** start **

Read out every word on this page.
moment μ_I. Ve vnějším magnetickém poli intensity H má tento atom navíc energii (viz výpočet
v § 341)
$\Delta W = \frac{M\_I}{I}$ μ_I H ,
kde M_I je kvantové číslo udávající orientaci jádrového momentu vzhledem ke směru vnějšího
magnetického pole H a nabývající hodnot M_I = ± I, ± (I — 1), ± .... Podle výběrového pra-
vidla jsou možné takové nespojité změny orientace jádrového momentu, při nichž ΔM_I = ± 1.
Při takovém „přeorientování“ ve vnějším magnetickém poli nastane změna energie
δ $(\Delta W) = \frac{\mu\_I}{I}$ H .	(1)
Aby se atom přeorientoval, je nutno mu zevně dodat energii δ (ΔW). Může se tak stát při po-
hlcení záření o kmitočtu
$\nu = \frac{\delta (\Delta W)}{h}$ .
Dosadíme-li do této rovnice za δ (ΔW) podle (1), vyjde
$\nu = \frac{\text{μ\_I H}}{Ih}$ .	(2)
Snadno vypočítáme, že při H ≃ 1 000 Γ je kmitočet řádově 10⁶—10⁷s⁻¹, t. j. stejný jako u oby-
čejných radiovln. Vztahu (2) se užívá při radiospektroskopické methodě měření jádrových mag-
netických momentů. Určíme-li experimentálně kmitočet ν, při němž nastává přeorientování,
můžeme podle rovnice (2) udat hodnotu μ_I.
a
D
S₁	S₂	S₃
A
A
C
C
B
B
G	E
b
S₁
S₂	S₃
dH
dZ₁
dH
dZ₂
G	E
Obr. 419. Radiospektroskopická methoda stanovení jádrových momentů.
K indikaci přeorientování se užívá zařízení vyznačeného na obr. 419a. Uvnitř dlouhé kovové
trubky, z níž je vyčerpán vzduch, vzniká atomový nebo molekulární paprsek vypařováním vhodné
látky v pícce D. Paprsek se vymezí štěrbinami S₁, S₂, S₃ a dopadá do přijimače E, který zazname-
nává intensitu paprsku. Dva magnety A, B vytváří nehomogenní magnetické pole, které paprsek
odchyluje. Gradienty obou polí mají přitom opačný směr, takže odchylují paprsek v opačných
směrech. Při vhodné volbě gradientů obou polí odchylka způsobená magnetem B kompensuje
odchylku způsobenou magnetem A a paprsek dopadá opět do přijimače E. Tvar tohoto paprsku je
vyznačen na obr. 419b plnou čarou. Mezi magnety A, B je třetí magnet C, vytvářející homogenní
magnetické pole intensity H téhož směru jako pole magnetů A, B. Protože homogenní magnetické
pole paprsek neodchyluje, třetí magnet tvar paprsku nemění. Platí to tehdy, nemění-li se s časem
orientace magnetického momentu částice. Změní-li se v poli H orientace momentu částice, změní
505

** end **
** start **

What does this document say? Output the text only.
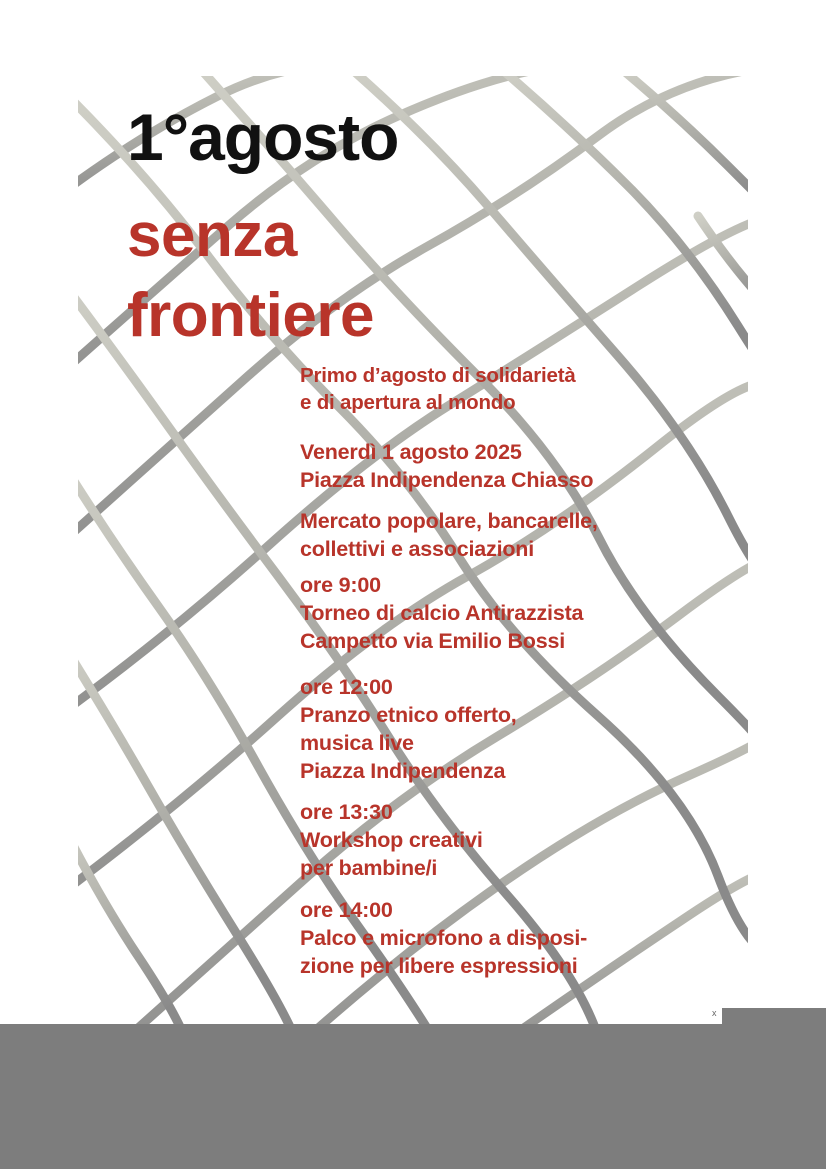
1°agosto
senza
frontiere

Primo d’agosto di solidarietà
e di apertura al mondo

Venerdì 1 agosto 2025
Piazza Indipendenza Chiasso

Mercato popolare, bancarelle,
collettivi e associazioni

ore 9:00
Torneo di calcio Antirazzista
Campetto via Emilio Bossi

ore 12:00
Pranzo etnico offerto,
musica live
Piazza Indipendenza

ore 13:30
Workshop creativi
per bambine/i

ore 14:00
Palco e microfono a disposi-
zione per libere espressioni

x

** end **

### Your instructions
Copy all lines from the material that include "užívá".

### Result for this exercise
čejných radiovln. Vztahu (2) se užívá při radiospektroskopické methodě měření jádrových mag-
K indikaci přeorientování se užívá zařízení vyznačeného na obr. 419a. Uvnitř dlouhé kovové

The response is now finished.